*TASK TO CARRY OUT*: Return every line of the listing below without any changes.

*RECORDS FOR THE TASK*:
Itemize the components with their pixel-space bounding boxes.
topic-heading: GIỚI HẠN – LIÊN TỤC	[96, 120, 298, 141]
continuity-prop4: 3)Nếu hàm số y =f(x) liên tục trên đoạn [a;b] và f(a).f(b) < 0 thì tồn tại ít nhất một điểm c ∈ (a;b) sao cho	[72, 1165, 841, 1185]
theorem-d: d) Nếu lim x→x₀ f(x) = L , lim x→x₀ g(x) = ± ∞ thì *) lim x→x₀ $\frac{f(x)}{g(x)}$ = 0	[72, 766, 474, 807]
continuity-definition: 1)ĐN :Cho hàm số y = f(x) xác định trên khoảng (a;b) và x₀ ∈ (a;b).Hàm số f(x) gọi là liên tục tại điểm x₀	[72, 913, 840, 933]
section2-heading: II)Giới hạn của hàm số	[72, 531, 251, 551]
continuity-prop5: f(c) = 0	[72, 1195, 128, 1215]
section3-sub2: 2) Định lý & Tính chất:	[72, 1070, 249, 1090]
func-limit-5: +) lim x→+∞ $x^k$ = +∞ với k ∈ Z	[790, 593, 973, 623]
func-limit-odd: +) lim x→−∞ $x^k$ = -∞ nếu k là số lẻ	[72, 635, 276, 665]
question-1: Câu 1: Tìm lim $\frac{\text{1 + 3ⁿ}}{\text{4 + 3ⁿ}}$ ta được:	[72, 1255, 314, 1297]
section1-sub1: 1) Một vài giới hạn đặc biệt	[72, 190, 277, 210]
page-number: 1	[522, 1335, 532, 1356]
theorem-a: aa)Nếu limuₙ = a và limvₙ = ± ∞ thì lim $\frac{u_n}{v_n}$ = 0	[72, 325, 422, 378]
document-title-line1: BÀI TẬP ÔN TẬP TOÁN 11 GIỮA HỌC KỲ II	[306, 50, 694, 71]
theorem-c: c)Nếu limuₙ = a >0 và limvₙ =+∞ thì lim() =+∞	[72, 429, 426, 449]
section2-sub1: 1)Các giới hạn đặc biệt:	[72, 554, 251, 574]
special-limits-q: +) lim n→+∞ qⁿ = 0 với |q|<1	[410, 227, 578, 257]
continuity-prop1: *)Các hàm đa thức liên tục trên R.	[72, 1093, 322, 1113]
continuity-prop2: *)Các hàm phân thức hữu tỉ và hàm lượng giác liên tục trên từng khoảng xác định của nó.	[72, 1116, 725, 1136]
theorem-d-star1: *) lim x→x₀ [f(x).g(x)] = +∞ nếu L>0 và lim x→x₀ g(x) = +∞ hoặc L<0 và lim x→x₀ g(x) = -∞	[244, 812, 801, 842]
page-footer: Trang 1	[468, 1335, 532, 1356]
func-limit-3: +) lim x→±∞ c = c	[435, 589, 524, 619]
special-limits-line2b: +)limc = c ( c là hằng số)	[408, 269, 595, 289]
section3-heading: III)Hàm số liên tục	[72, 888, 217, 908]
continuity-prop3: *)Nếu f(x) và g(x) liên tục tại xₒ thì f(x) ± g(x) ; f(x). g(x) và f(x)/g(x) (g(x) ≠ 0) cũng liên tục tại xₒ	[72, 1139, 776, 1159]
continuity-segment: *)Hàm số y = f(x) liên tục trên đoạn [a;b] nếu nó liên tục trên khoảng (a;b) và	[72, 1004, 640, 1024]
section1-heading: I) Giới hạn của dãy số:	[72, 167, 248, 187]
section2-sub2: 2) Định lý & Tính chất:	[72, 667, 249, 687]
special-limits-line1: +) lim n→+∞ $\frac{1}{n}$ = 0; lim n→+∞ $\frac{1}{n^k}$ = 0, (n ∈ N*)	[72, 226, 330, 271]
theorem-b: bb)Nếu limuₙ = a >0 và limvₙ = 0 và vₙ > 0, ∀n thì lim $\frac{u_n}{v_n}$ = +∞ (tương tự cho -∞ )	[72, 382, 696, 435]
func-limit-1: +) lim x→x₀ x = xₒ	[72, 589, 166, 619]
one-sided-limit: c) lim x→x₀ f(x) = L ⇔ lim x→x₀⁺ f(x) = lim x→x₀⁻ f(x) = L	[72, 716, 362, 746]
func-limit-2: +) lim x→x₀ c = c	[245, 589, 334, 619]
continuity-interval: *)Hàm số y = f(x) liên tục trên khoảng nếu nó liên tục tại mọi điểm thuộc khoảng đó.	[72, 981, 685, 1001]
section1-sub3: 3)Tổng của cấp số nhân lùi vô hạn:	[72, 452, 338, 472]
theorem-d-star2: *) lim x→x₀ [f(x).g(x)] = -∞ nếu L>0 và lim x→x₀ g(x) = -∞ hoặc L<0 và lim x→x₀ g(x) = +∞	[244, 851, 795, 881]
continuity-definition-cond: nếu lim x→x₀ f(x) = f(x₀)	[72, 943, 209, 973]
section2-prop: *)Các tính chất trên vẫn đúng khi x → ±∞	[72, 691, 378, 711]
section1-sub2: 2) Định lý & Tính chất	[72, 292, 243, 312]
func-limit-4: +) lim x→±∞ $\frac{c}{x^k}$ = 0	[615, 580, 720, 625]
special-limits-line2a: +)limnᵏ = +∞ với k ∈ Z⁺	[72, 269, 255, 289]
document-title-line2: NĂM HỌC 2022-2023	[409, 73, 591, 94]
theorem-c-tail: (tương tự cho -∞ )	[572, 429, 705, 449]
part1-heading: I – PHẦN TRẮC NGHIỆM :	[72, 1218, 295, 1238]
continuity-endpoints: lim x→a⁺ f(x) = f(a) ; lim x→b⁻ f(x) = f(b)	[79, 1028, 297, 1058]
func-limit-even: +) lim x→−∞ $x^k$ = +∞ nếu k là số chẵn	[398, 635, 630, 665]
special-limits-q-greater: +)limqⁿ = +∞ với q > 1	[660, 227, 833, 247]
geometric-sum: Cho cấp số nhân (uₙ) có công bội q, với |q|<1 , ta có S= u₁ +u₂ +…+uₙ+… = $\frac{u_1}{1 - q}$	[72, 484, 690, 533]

*RIGHT ANSWER*:
Itemize the components with their pixel-space bounding boxes.
topic-heading: GIỚI HẠN – LIÊN TỤC	[96, 120, 298, 141]
continuity-prop4: 3)Nếu hàm số y =f(x) liên tục trên đoạn [a;b] và f(a).f(b) < 0 thì tồn tại ít nhất một điểm c ∈ (a;b) sao cho	[72, 1165, 841, 1185]
theorem-d: d) Nếu lim x→x₀ f(x) = L , lim x→x₀ g(x) = ± ∞ thì *) lim x→x₀ $\frac{f(x)}{g(x)}$ = 0	[72, 766, 474, 807]
continuity-definition: 1)ĐN :Cho hàm số y = f(x) xác định trên khoảng (a;b) và x₀ ∈ (a;b).Hàm số f(x) gọi là liên tục tại điểm x₀	[72, 913, 840, 933]
section2-heading: II)Giới hạn của hàm số	[72, 531, 251, 551]
continuity-prop5: f(c) = 0	[72, 1195, 128, 1215]
section3-sub2: 2) Định lý & Tính chất:	[72, 1070, 249, 1090]
func-limit-5: +) lim x→+∞ $x^k$ = +∞ với k ∈ Z	[790, 593, 973, 623]
func-limit-odd: +) lim x→−∞ $x^k$ = -∞ nếu k là số lẻ	[72, 635, 276, 665]
question-1: Câu 1: Tìm lim $\frac{\text{1 + 3ⁿ}}{\text{4 + 3ⁿ}}$ ta được:	[72, 1255, 314, 1297]
section1-sub1: 1) Một vài giới hạn đặc biệt	[72, 190, 277, 210]
page-number: 1	[522, 1335, 532, 1356]
theorem-a: aa)Nếu limuₙ = a và limvₙ = ± ∞ thì lim $\frac{u_n}{v_n}$ = 0	[72, 325, 422, 378]
document-title-line1: BÀI TẬP ÔN TẬP TOÁN 11 GIỮA HỌC KỲ II	[306, 50, 694, 71]
theorem-c: c)Nếu limuₙ = a >0 và limvₙ =+∞ thì lim() =+∞	[72, 429, 426, 449]
section2-sub1: 1)Các giới hạn đặc biệt:	[72, 554, 251, 574]
special-limits-q: +) lim n→+∞ qⁿ = 0 với |q|<1	[410, 227, 578, 257]
continuity-prop1: *)Các hàm đa thức liên tục trên R.	[72, 1093, 322, 1113]
continuity-prop2: *)Các hàm phân thức hữu tỉ và hàm lượng giác liên tục trên từng khoảng xác định của nó.	[72, 1116, 725, 1136]
theorem-d-star1: *) lim x→x₀ [f(x).g(x)] = +∞ nếu L>0 và lim x→x₀ g(x) = +∞ hoặc L<0 và lim x→x₀ g(x) = -∞	[244, 812, 801, 842]
page-footer: Trang 1	[468, 1335, 532, 1356]
func-limit-3: +) lim x→±∞ c = c	[435, 589, 524, 619]
special-limits-line2b: +)limc = c ( c là hằng số)	[408, 269, 595, 289]
section3-heading: III)Hàm số liên tục	[72, 888, 217, 908]
continuity-prop3: *)Nếu f(x) và g(x) liên tục tại xₒ thì f(x) ± g(x) ; f(x). g(x) và f(x)/g(x) (g(x) ≠ 0) cũng liên tục tại xₒ	[72, 1139, 776, 1159]
continuity-segment: *)Hàm số y = f(x) liên tục trên đoạn [a;b] nếu nó liên tục trên khoảng (a;b) và	[72, 1004, 640, 1024]
section1-heading: I) Giới hạn của dãy số:	[72, 167, 248, 187]
section2-sub2: 2) Định lý & Tính chất:	[72, 667, 249, 687]
special-limits-line1: +) lim n→+∞ $\frac{1}{n}$ = 0; lim n→+∞ $\frac{1}{n^k}$ = 0, (n ∈ N*)	[72, 226, 330, 271]
theorem-b: bb)Nếu limuₙ = a >0 và limvₙ = 0 và vₙ > 0, ∀n thì lim $\frac{u_n}{v_n}$ = +∞ (tương tự cho -∞ )	[72, 382, 696, 435]
func-limit-1: +) lim x→x₀ x = xₒ	[72, 589, 166, 619]
one-sided-limit: c) lim x→x₀ f(x) = L ⇔ lim x→x₀⁺ f(x) = lim x→x₀⁻ f(x) = L	[72, 716, 362, 746]
func-limit-2: +) lim x→x₀ c = c	[245, 589, 334, 619]
continuity-interval: *)Hàm số y = f(x) liên tục trên khoảng nếu nó liên tục tại mọi điểm thuộc khoảng đó.	[72, 981, 685, 1001]
section1-sub3: 3)Tổng của cấp số nhân lùi vô hạn:	[72, 452, 338, 472]
theorem-d-star2: *) lim x→x₀ [f(x).g(x)] = -∞ nếu L>0 và lim x→x₀ g(x) = -∞ hoặc L<0 và lim x→x₀ g(x) = +∞	[244, 851, 795, 881]
continuity-definition-cond: nếu lim x→x₀ f(x) = f(x₀)	[72, 943, 209, 973]
section2-prop: *)Các tính chất trên vẫn đúng khi x → ±∞	[72, 691, 378, 711]
section1-sub2: 2) Định lý & Tính chất	[72, 292, 243, 312]
func-limit-4: +) lim x→±∞ $\frac{c}{x^k}$ = 0	[615, 580, 720, 625]
special-limits-line2a: +)limnᵏ = +∞ với k ∈ Z⁺	[72, 269, 255, 289]
document-title-line2: NĂM HỌC 2022-2023	[409, 73, 591, 94]
theorem-c-tail: (tương tự cho -∞ )	[572, 429, 705, 449]
part1-heading: I – PHẦN TRẮC NGHIỆM :	[72, 1218, 295, 1238]
continuity-endpoints: lim x→a⁺ f(x) = f(a) ; lim x→b⁻ f(x) = f(b)	[79, 1028, 297, 1058]
func-limit-even: +) lim x→−∞ $x^k$ = +∞ nếu k là số chẵn	[398, 635, 630, 665]
special-limits-q-greater: +)limqⁿ = +∞ với q > 1	[660, 227, 833, 247]
geometric-sum: Cho cấp số nhân (uₙ) có công bội q, với |q|<1 , ta có S= u₁ +u₂ +…+uₙ+… = $\frac{u_1}{1 - q}$	[72, 484, 690, 533]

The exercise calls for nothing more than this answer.